» **Short problem**
Reproduce all records exactly.

» **Extracted material**
= = = = =

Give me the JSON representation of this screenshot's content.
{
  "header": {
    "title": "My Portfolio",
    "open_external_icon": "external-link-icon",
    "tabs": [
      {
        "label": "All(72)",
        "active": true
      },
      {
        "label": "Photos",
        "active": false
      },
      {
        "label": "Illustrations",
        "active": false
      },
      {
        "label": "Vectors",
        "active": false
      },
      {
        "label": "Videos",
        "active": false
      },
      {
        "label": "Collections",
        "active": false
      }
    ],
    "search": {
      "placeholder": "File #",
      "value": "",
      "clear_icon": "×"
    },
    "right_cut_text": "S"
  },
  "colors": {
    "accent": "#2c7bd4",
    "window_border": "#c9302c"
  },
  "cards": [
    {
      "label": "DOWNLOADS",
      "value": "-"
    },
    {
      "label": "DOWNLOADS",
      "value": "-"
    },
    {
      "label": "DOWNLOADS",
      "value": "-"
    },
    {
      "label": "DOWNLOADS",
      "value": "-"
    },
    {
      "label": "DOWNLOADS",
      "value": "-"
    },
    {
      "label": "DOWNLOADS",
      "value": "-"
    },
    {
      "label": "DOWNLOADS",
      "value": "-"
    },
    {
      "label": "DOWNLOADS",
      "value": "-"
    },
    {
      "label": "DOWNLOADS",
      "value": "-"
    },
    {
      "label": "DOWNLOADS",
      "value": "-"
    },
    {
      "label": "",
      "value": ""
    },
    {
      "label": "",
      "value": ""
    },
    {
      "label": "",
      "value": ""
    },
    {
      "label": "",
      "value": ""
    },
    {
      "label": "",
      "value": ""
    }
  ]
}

= = = = =

» **Task output**
Give me the JSON representation of this screenshot's content.
{
  "header": {
    "title": "My Portfolio",
    "open_external_icon": "external-link-icon",
    "tabs": [
      {
        "label": "All(72)",
        "active": true
      },
      {
        "label": "Photos",
        "active": false
      },
      {
        "label": "Illustrations",
        "active": false
      },
      {
        "label": "Vectors",
        "active": false
      },
      {
        "label": "Videos",
        "active": false
      },
      {
        "label": "Collections",
        "active": false
      }
    ],
    "search": {
      "placeholder": "File #",
      "value": "",
      "clear_icon": "×"
    },
    "right_cut_text": "S"
  },
  "colors": {
    "accent": "#2c7bd4",
    "window_border": "#c9302c"
  },
  "cards": [
    {
      "label": "DOWNLOADS",
      "value": "-"
    },
    {
      "label": "DOWNLOADS",
      "value": "-"
    },
    {
      "label": "DOWNLOADS",
      "value": "-"
    },
    {
      "label": "DOWNLOADS",
      "value": "-"
    },
    {
      "label": "DOWNLOADS",
      "value": "-"
    },
    {
      "label": "DOWNLOADS",
      "value": "-"
    },
    {
      "label": "DOWNLOADS",
      "value": "-"
    },
    {
      "label": "DOWNLOADS",
      "value": "-"
    },
    {
      "label": "DOWNLOADS",
      "value": "-"
    },
    {
      "label": "DOWNLOADS",
      "value": "-"
    },
    {
      "label": "",
      "value": ""
    },
    {
      "label": "",
      "value": ""
    },
    {
      "label": "",
      "value": ""
    },
    {
      "label": "",
      "value": ""
    },
    {
      "label": "",
      "value": ""
    }
  ]
}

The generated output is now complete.